> Exercise inputs
────────
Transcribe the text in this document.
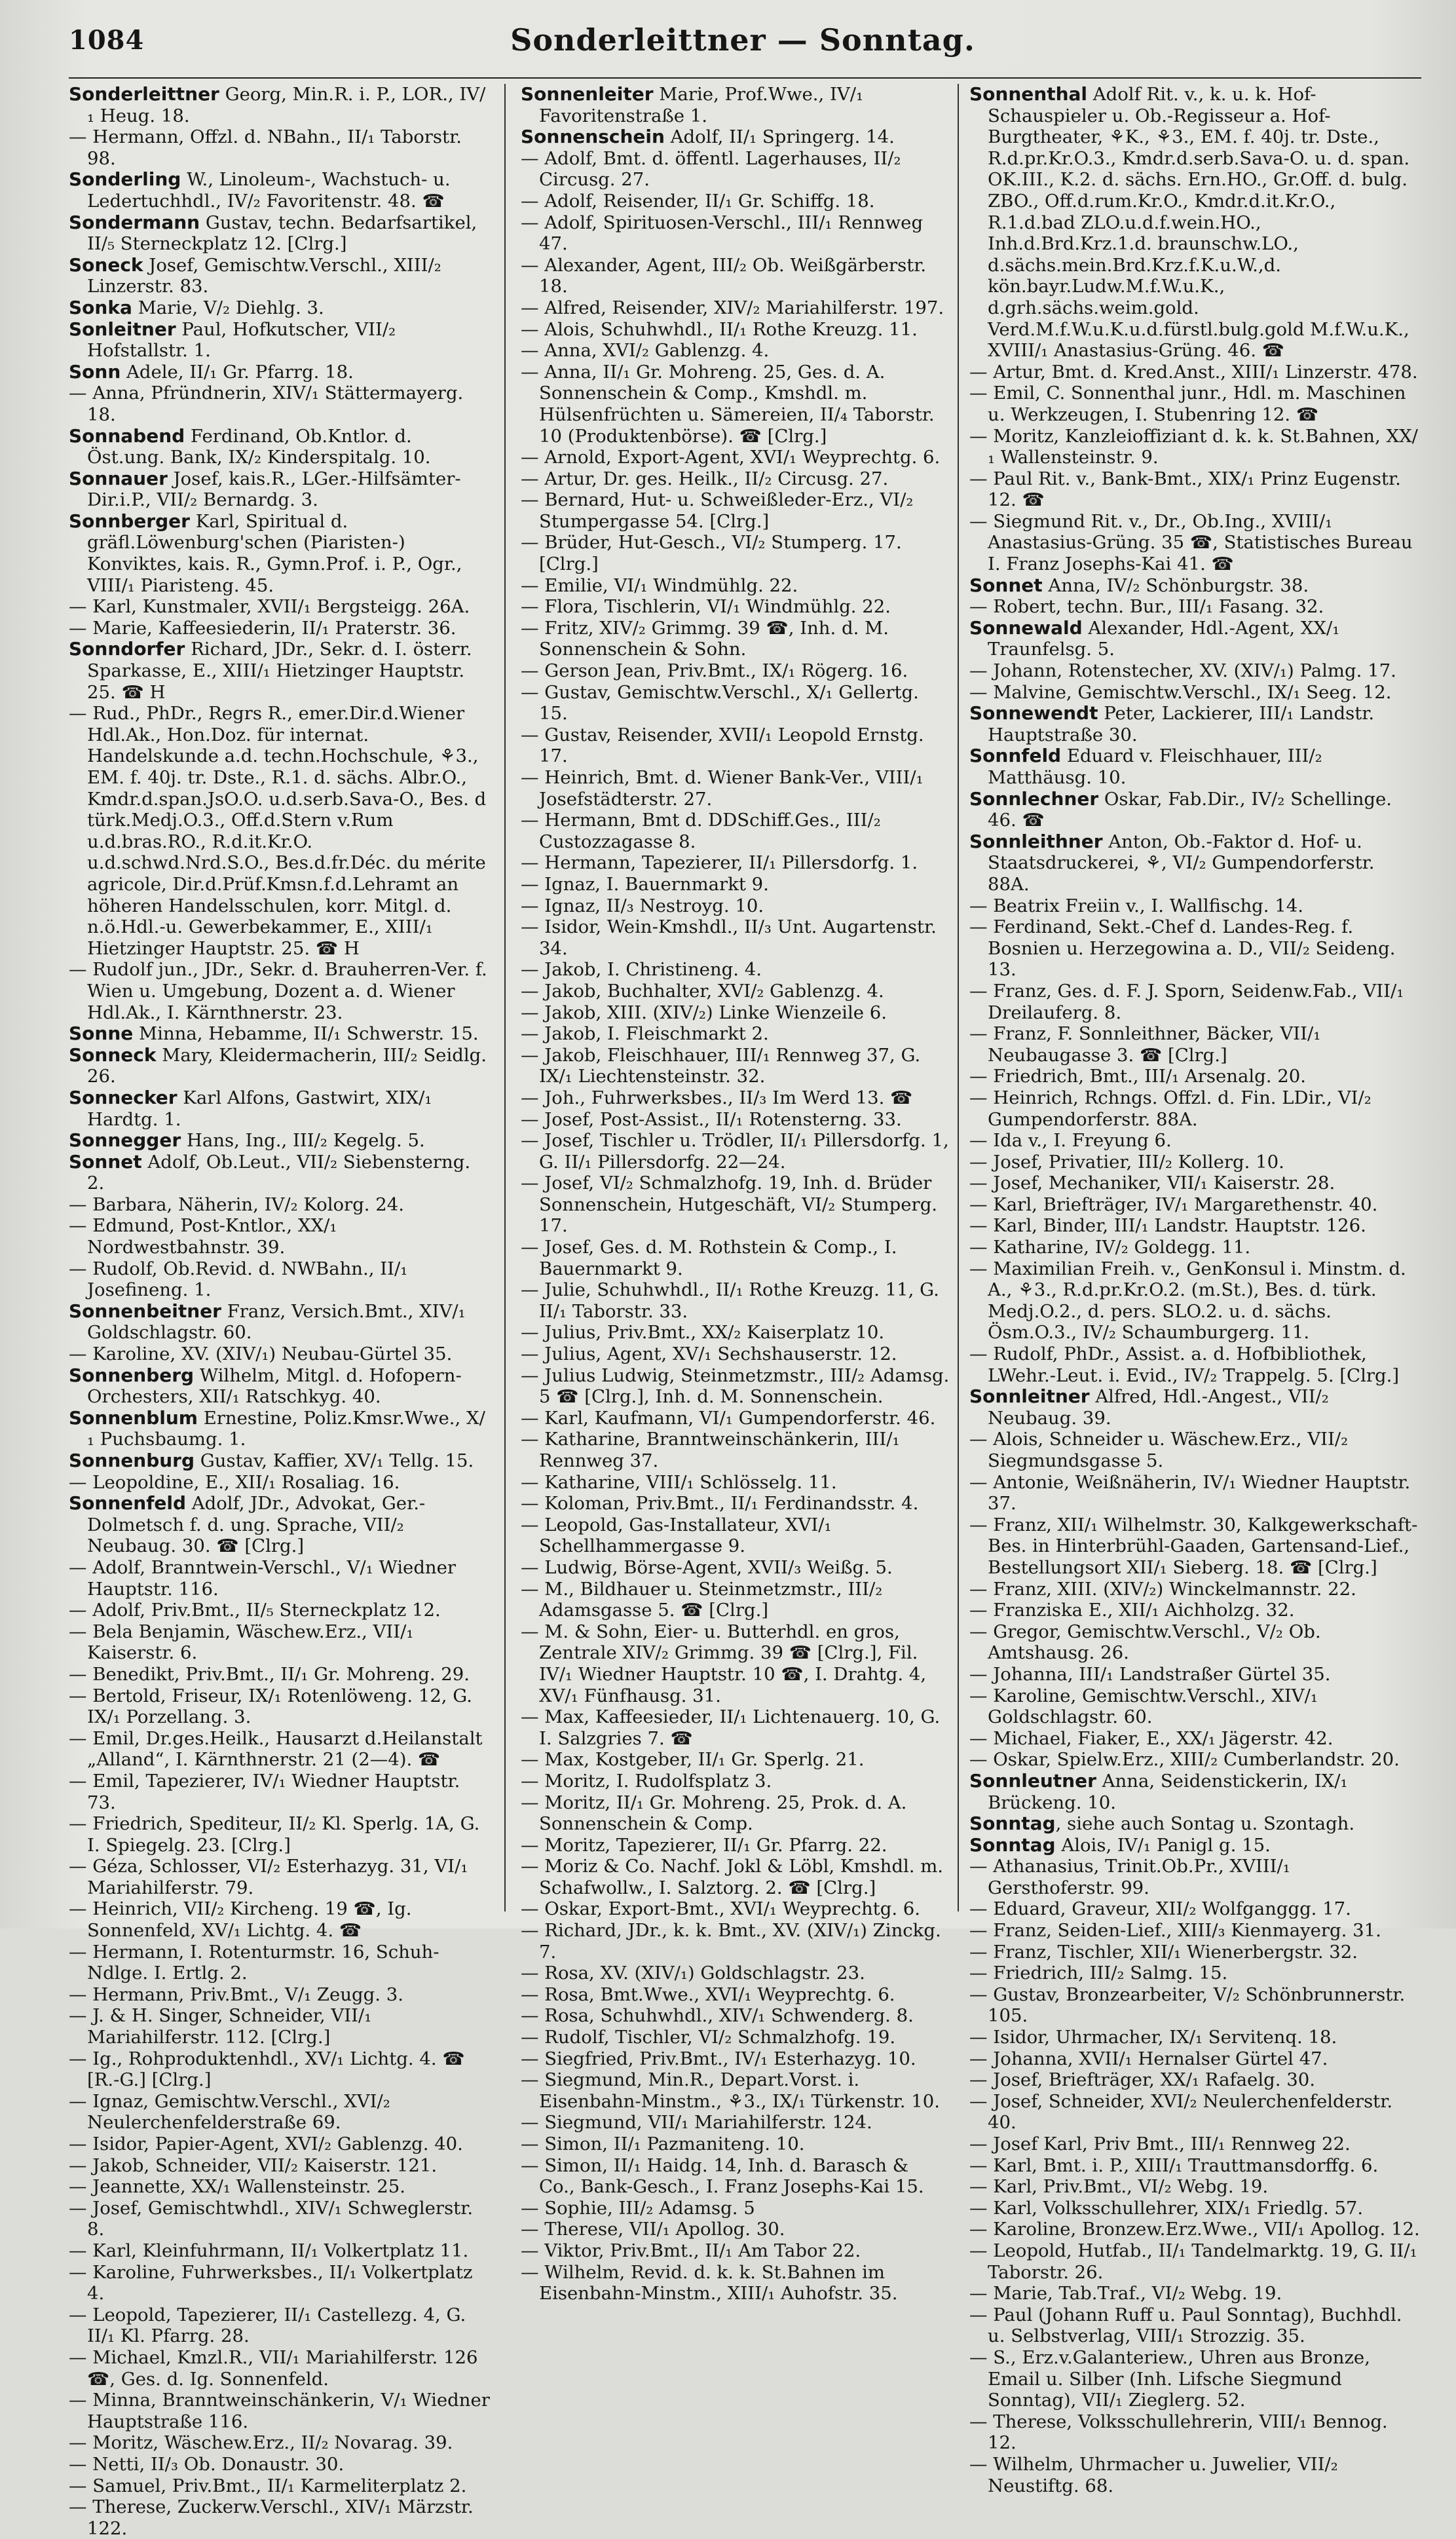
1084	Sonderleittner — Sonntag.

Sonderleittner Georg, Min.R. i. P., LOR., IV/₁ Heug. 18.

— Hermann, Offzl. d. NBahn., II/₁ Taborstr. 98.

Sonderling W., Linoleum-, Wachstuch- u. Ledertuchhdl., IV/₂ Favoritenstr. 48. ☎

Sondermann Gustav, techn. Bedarfsartikel, II/₅ Sterneckplatz 12. [Clrg.]

Soneck Josef, Gemischtw.Verschl., XIII/₂ Linzerstr. 83.

Sonka Marie, V/₂ Diehlg. 3.

Sonleitner Paul, Hofkutscher, VII/₂ Hofstallstr. 1.

Sonn Adele, II/₁ Gr. Pfarrg. 18.

— Anna, Pfründnerin, XIV/₁ Stättermayerg. 18.

Sonnabend Ferdinand, Ob.Kntlor. d. Öst.ung. Bank, IX/₂ Kinderspitalg. 10.

Sonnauer Josef, kais.R., LGer.-Hilfsämter-Dir.i.P., VII/₂ Bernardg. 3.

Sonnberger Karl, Spiritual d. gräfl.Löwenburg'schen (Piaristen-) Konviktes, kais. R., Gymn.Prof. i. P., Ogr., VIII/₁ Piaristeng. 45.

— Karl, Kunstmaler, XVII/₁ Bergsteigg. 26A.

— Marie, Kaffeesiederin, II/₁ Praterstr. 36.

Sonndorfer Richard, JDr., Sekr. d. I. österr. Sparkasse, E., XIII/₁ Hietzinger Hauptstr. 25. ☎ H

— Rud., PhDr., Regrs R., emer.Dir.d.Wiener Hdl.Ak., Hon.Doz. für internat. Handelskunde a.d. techn.Hochschule, ⚘3., EM. f. 40j. tr. Dste., R.1. d. sächs. Albr.O., Kmdr.d.span.JsO.O. u.d.serb.Sava-O., Bes. d türk.Medj.O.3., Off.d.Stern v.Rum u.d.bras.RO., R.d.it.Kr.O. u.d.schwd.Nrd.S.O., Bes.d.fr.Déc. du mérite agricole, Dir.d.Prüf.Kmsn.f.d.Lehramt an höheren Handelsschulen, korr. Mitgl. d. n.ö.Hdl.-u. Gewerbekammer, E., XIII/₁ Hietzinger Hauptstr. 25. ☎ H

— Rudolf jun., JDr., Sekr. d. Brauherren-Ver. f. Wien u. Umgebung, Dozent a. d. Wiener Hdl.Ak., I. Kärnthnerstr. 23.

Sonne Minna, Hebamme, II/₁ Schwerstr. 15.

Sonneck Mary, Kleidermacherin, III/₂ Seidlg. 26.

Sonnecker Karl Alfons, Gastwirt, XIX/₁ Hardtg. 1.

Sonnegger Hans, Ing., III/₂ Kegelg. 5.

Sonnet Adolf, Ob.Leut., VII/₂ Siebensterng. 2.

— Barbara, Näherin, IV/₂ Kolorg. 24.

— Edmund, Post-Kntlor., XX/₁ Nordwestbahnstr. 39.

— Rudolf, Ob.Revid. d. NWBahn., II/₁ Josefineng. 1.

Sonnenbeitner Franz, Versich.Bmt., XIV/₁ Goldschlagstr. 60.

— Karoline, XV. (XIV/₁) Neubau-Gürtel 35.

Sonnenberg Wilhelm, Mitgl. d. Hofopern-Orchesters, XII/₁ Ratschkyg. 40.

Sonnenblum Ernestine, Poliz.Kmsr.Wwe., X/₁ Puchsbaumg. 1.

Sonnenburg Gustav, Kaffier, XV/₁ Tellg. 15.

— Leopoldine, E., XII/₁ Rosaliag. 16.

Sonnenfeld Adolf, JDr., Advokat, Ger.-Dolmetsch f. d. ung. Sprache, VII/₂ Neubaug. 30. ☎ [Clrg.]

— Adolf, Branntwein-Verschl., V/₁ Wiedner Hauptstr. 116.

— Adolf, Priv.Bmt., II/₅ Sterneckplatz 12.

— Bela Benjamin, Wäschew.Erz., VII/₁ Kaiserstr. 6.

— Benedikt, Priv.Bmt., II/₁ Gr. Mohreng. 29.

— Bertold, Friseur, IX/₁ Rotenlöweng. 12, G. IX/₁ Porzellang. 3.

— Emil, Dr.ges.Heilk., Hausarzt d.Heilanstalt „Alland“, I. Kärnthnerstr. 21 (2—4). ☎

— Emil, Tapezierer, IV/₁ Wiedner Hauptstr. 73.

— Friedrich, Spediteur, II/₂ Kl. Sperlg. 1A, G. I. Spiegelg. 23. [Clrg.]

— Géza, Schlosser, VI/₂ Esterhazyg. 31, VI/₁ Mariahilferstr. 79.

— Heinrich, VII/₂ Kircheng. 19 ☎, Ig. Sonnenfeld, XV/₁ Lichtg. 4. ☎

— Hermann, I. Rotenturmstr. 16, Schuh-Ndlge. I. Ertlg. 2.

— Hermann, Priv.Bmt., V/₁ Zeugg. 3.

— J. & H. Singer, Schneider, VII/₁ Mariahilferstr. 112. [Clrg.]

— Ig., Rohproduktenhdl., XV/₁ Lichtg. 4. ☎ [R.-G.] [Clrg.]

— Ignaz, Gemischtw.Verschl., XVI/₂ Neulerchenfelderstraße 69.

— Isidor, Papier-Agent, XVI/₂ Gablenzg. 40.

— Jakob, Schneider, VII/₂ Kaiserstr. 121.

— Jeannette, XX/₁ Wallensteinstr. 25.

— Josef, Gemischtwhdl., XIV/₁ Schweglerstr. 8.

— Karl, Kleinfuhrmann, II/₁ Volkertplatz 11.

— Karoline, Fuhrwerksbes., II/₁ Volkertplatz 4.

— Leopold, Tapezierer, II/₁ Castellezg. 4, G. II/₁ Kl. Pfarrg. 28.

— Michael, Kmzl.R., VII/₁ Mariahilferstr. 126 ☎, Ges. d. Ig. Sonnenfeld.

— Minna, Branntweinschänkerin, V/₁ Wiedner Hauptstraße 116.

— Moritz, Wäschew.Erz., II/₂ Novarag. 39.

— Netti, II/₃ Ob. Donaustr. 30.

— Samuel, Priv.Bmt., II/₁ Karmeliterplatz 2.

— Therese, Zuckerw.Verschl., XIV/₁ Märzstr. 122.

Sonnenleiter Marie, Prof.Wwe., IV/₁ Favoritenstraße 1.

Sonnenschein Adolf, II/₁ Springerg. 14.

— Adolf, Bmt. d. öffentl. Lagerhauses, II/₂ Circusg. 27.

— Adolf, Reisender, II/₁ Gr. Schiffg. 18.

— Adolf, Spirituosen-Verschl., III/₁ Rennweg 47.

— Alexander, Agent, III/₂ Ob. Weißgärberstr. 18.

— Alfred, Reisender, XIV/₂ Mariahilferstr. 197.

— Alois, Schuhwhdl., II/₁ Rothe Kreuzg. 11.

— Anna, XVI/₂ Gablenzg. 4.

— Anna, II/₁ Gr. Mohreng. 25, Ges. d. A. Sonnenschein & Comp., Kmshdl. m. Hülsenfrüchten u. Sämereien, II/₄ Taborstr. 10 (Produktenbörse). ☎ [Clrg.]

— Arnold, Export-Agent, XVI/₁ Weyprechtg. 6.

— Artur, Dr. ges. Heilk., II/₂ Circusg. 27.

— Bernard, Hut- u. Schweißleder-Erz., VI/₂ Stumpergasse 54. [Clrg.]

— Brüder, Hut-Gesch., VI/₂ Stumperg. 17. [Clrg.]

— Emilie, VI/₁ Windmühlg. 22.

— Flora, Tischlerin, VI/₁ Windmühlg. 22.

— Fritz, XIV/₂ Grimmg. 39 ☎, Inh. d. M. Sonnenschein & Sohn.

— Gerson Jean, Priv.Bmt., IX/₁ Rögerg. 16.

— Gustav, Gemischtw.Verschl., X/₁ Gellertg. 15.

— Gustav, Reisender, XVII/₁ Leopold Ernstg. 17.

— Heinrich, Bmt. d. Wiener Bank-Ver., VIII/₁ Josefstädterstr. 27.

— Hermann, Bmt d. DDSchiff.Ges., III/₂ Custozzagasse 8.

— Hermann, Tapezierer, II/₁ Pillersdorfg. 1.

— Ignaz, I. Bauernmarkt 9.

— Ignaz, II/₃ Nestroyg. 10.

— Isidor, Wein-Kmshdl., II/₃ Unt. Augartenstr. 34.

— Jakob, I. Christineng. 4.

— Jakob, Buchhalter, XVI/₂ Gablenzg. 4.

— Jakob, XIII. (XIV/₂) Linke Wienzeile 6.

— Jakob, I. Fleischmarkt 2.

— Jakob, Fleischhauer, III/₁ Rennweg 37, G. IX/₁ Liechtensteinstr. 32.

— Joh., Fuhrwerksbes., II/₃ Im Werd 13. ☎

— Josef, Post-Assist., II/₁ Rotensterng. 33.

— Josef, Tischler u. Trödler, II/₁ Pillersdorfg. 1, G. II/₁ Pillersdorfg. 22—24.

— Josef, VI/₂ Schmalzhofg. 19, Inh. d. Brüder Sonnenschein, Hutgeschäft, VI/₂ Stumperg. 17.

— Josef, Ges. d. M. Rothstein & Comp., I. Bauernmarkt 9.

— Julie, Schuhwhdl., II/₁ Rothe Kreuzg. 11, G. II/₁ Taborstr. 33.

— Julius, Priv.Bmt., XX/₂ Kaiserplatz 10.

— Julius, Agent, XV/₁ Sechshauserstr. 12.

— Julius Ludwig, Steinmetzmstr., III/₂ Adamsg. 5 ☎ [Clrg.], Inh. d. M. Sonnenschein.

— Karl, Kaufmann, VI/₁ Gumpendorferstr. 46.

— Katharine, Branntweinschänkerin, III/₁ Rennweg 37.

— Katharine, VIII/₁ Schlösselg. 11.

— Koloman, Priv.Bmt., II/₁ Ferdinandsstr. 4.

— Leopold, Gas-Installateur, XVI/₁ Schellhammergasse 9.

— Ludwig, Börse-Agent, XVII/₃ Weißg. 5.

— M., Bildhauer u. Steinmetzmstr., III/₂ Adamsgasse 5. ☎ [Clrg.]

— M. & Sohn, Eier- u. Butterhdl. en gros, Zentrale XIV/₂ Grimmg. 39 ☎ [Clrg.], Fil. IV/₁ Wiedner Hauptstr. 10 ☎, I. Drahtg. 4, XV/₁ Fünfhausg. 31.

— Max, Kaffeesieder, II/₁ Lichtenauerg. 10, G. I. Salzgries 7. ☎

— Max, Kostgeber, II/₁ Gr. Sperlg. 21.

— Moritz, I. Rudolfsplatz 3.

— Moritz, II/₁ Gr. Mohreng. 25, Prok. d. A. Sonnenschein & Comp.

— Moritz, Tapezierer, II/₁ Gr. Pfarrg. 22.

— Moriz & Co. Nachf. Jokl & Löbl, Kmshdl. m. Schafwollw., I. Salztorg. 2. ☎ [Clrg.]

— Oskar, Export-Bmt., XVI/₁ Weyprechtg. 6.

— Richard, JDr., k. k. Bmt., XV. (XIV/₁) Zinckg. 7.

— Rosa, XV. (XIV/₁) Goldschlagstr. 23.

— Rosa, Bmt.Wwe., XVI/₁ Weyprechtg. 6.

— Rosa, Schuhwhdl., XIV/₁ Schwenderg. 8.

— Rudolf, Tischler, VI/₂ Schmalzhofg. 19.

— Siegfried, Priv.Bmt., IV/₁ Esterhazyg. 10.

— Siegmund, Min.R., Depart.Vorst. i. Eisenbahn-Minstm., ⚘3., IX/₁ Türkenstr. 10.

— Siegmund, VII/₁ Mariahilferstr. 124.

— Simon, II/₁ Pazmaniteng. 10.

— Simon, II/₁ Haidg. 14, Inh. d. Barasch & Co., Bank-Gesch., I. Franz Josephs-Kai 15.

— Sophie, III/₂ Adamsg. 5

— Therese, VII/₁ Apollog. 30.

— Viktor, Priv.Bmt., II/₁ Am Tabor 22.

— Wilhelm, Revid. d. k. k. St.Bahnen im Eisenbahn-Minstm., XIII/₁ Auhofstr. 35.

Sonnenthal Adolf Rit. v., k. u. k. Hof-Schauspieler u. Ob.-Regisseur a. Hof-Burgtheater, ⚘K., ⚘3., EM. f. 40j. tr. Dste., R.d.pr.Kr.O.3., Kmdr.d.serb.Sava-O. u. d. span. OK.III., K.2. d. sächs. Ern.HO., Gr.Off. d. bulg. ZBO., Off.d.rum.Kr.O., Kmdr.d.it.Kr.O., R.1.d.bad ZLO.u.d.f.wein.HO., Inh.d.Brd.Krz.1.d. braunschw.LO., d.sächs.mein.Brd.Krz.f.K.u.W.,d. kön.bayr.Ludw.M.f.W.u.K., d.grh.sächs.weim.gold. Verd.M.f.W.u.K.u.d.fürstl.bulg.gold M.f.W.u.K., XVIII/₁ Anastasius-Grüng. 46. ☎

— Artur, Bmt. d. Kred.Anst., XIII/₁ Linzerstr. 478.

— Emil, C. Sonnenthal junr., Hdl. m. Maschinen u. Werkzeugen, I. Stubenring 12. ☎

— Moritz, Kanzleioffiziant d. k. k. St.Bahnen, XX/₁ Wallensteinstr. 9.

— Paul Rit. v., Bank-Bmt., XIX/₁ Prinz Eugenstr. 12. ☎

— Siegmund Rit. v., Dr., Ob.Ing., XVIII/₁ Anastasius-Grüng. 35 ☎, Statistisches Bureau I. Franz Josephs-Kai 41. ☎

Sonnet Anna, IV/₂ Schönburgstr. 38.

— Robert, techn. Bur., III/₁ Fasang. 32.

Sonnewald Alexander, Hdl.-Agent, XX/₁ Traunfelsg. 5.

— Johann, Rotenstecher, XV. (XIV/₁) Palmg. 17.

— Malvine, Gemischtw.Verschl., IX/₁ Seeg. 12.

Sonnewendt Peter, Lackierer, III/₁ Landstr. Hauptstraße 30.

Sonnfeld Eduard v. Fleischhauer, III/₂ Matthäusg. 10.

Sonnlechner Oskar, Fab.Dir., IV/₂ Schellinge. 46. ☎

Sonnleithner Anton, Ob.-Faktor d. Hof- u. Staatsdruckerei, ⚘, VI/₂ Gumpendorferstr. 88A.

— Beatrix Freiin v., I. Wallfischg. 14.

— Ferdinand, Sekt.-Chef d. Landes-Reg. f. Bosnien u. Herzegowina a. D., VII/₂ Seideng. 13.

— Franz, Ges. d. F. J. Sporn, Seidenw.Fab., VII/₁ Dreilauferg. 8.

— Franz, F. Sonnleithner, Bäcker, VII/₁ Neubaugasse 3. ☎ [Clrg.]

— Friedrich, Bmt., III/₁ Arsenalg. 20.

— Heinrich, Rchngs. Offzl. d. Fin. LDir., VI/₂ Gumpendorferstr. 88A.

— Ida v., I. Freyung 6.

— Josef, Privatier, III/₂ Kollerg. 10.

— Josef, Mechaniker, VII/₁ Kaiserstr. 28.

— Karl, Briefträger, IV/₁ Margarethenstr. 40.

— Karl, Binder, III/₁ Landstr. Hauptstr. 126.

— Katharine, IV/₂ Goldegg. 11.

— Maximilian Freih. v., GenKonsul i. Minstm. d. A., ⚘3., R.d.pr.Kr.O.2. (m.St.), Bes. d. türk. Medj.O.2., d. pers. SLO.2. u. d. sächs. Ösm.O.3., IV/₂ Schaumburgerg. 11.

— Rudolf, PhDr., Assist. a. d. Hofbibliothek, LWehr.-Leut. i. Evid., IV/₂ Trappelg. 5. [Clrg.]

Sonnleitner Alfred, Hdl.-Angest., VII/₂ Neubaug. 39.

— Alois, Schneider u. Wäschew.Erz., VII/₂ Siegmundsgasse 5.

— Antonie, Weißnäherin, IV/₁ Wiedner Hauptstr. 37.

— Franz, XII/₁ Wilhelmstr. 30, Kalkgewerkschaft-Bes. in Hinterbrühl-Gaaden, Gartensand-Lief., Bestellungsort XII/₁ Sieberg. 18. ☎ [Clrg.]

— Franz, XIII. (XIV/₂) Winckelmannstr. 22.

— Franziska E., XII/₁ Aichholzg. 32.

— Gregor, Gemischtw.Verschl., V/₂ Ob. Amtshausg. 26.

— Johanna, III/₁ Landstraßer Gürtel 35.

— Karoline, Gemischtw.Verschl., XIV/₁ Goldschlagstr. 60.

— Michael, Fiaker, E., XX/₁ Jägerstr. 42.

— Oskar, Spielw.Erz., XIII/₂ Cumberlandstr. 20.

Sonnleutner Anna, Seidenstickerin, IX/₁ Brückeng. 10.

Sonntag, siehe auch Sontag u. Szontagh.

Sonntag Alois, IV/₁ Panigl g. 15.

— Athanasius, Trinit.Ob.Pr., XVIII/₁ Gersthoferstr. 99.

— Eduard, Graveur, XII/₂ Wolfganggg. 17.

— Franz, Seiden-Lief., XIII/₃ Kienmayerg. 31.

— Franz, Tischler, XII/₁ Wienerbergstr. 32.

— Friedrich, III/₂ Salmg. 15.

— Gustav, Bronzearbeiter, V/₂ Schönbrunnerstr. 105.

— Isidor, Uhrmacher, IX/₁ Servitenq. 18.

— Johanna, XVII/₁ Hernalser Gürtel 47.

— Josef, Briefträger, XX/₁ Rafaelg. 30.

— Josef, Schneider, XVI/₂ Neulerchenfelderstr. 40.

— Josef Karl, Priv Bmt., III/₁ Rennweg 22.

— Karl, Bmt. i. P., XIII/₁ Trauttmansdorffg. 6.

— Karl, Priv.Bmt., VI/₂ Webg. 19.

— Karl, Volksschullehrer, XIX/₁ Friedlg. 57.

— Karoline, Bronzew.Erz.Wwe., VII/₁ Apollog. 12.

— Leopold, Hutfab., II/₁ Tandelmarktg. 19, G. II/₁ Taborstr. 26.

— Marie, Tab.Traf., VI/₂ Webg. 19.

— Paul (Johann Ruff u. Paul Sonntag), Buchhdl. u. Selbstverlag, VIII/₁ Strozzig. 35.

— S., Erz.v.Galanteriew., Uhren aus Bronze, Email u. Silber (Inh. Lifsche Siegmund Sonntag), VII/₁ Zieglerg. 52.

— Therese, Volksschullehrerin, VIII/₁ Bennog. 12.

— Wilhelm, Uhrmacher u. Juwelier, VII/₂ Neustiftg. 68.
────────
> Required task
What is the number of lines in this listing that contain the word "Windmühlg"? Answer with that number and nothing else.

> The output
2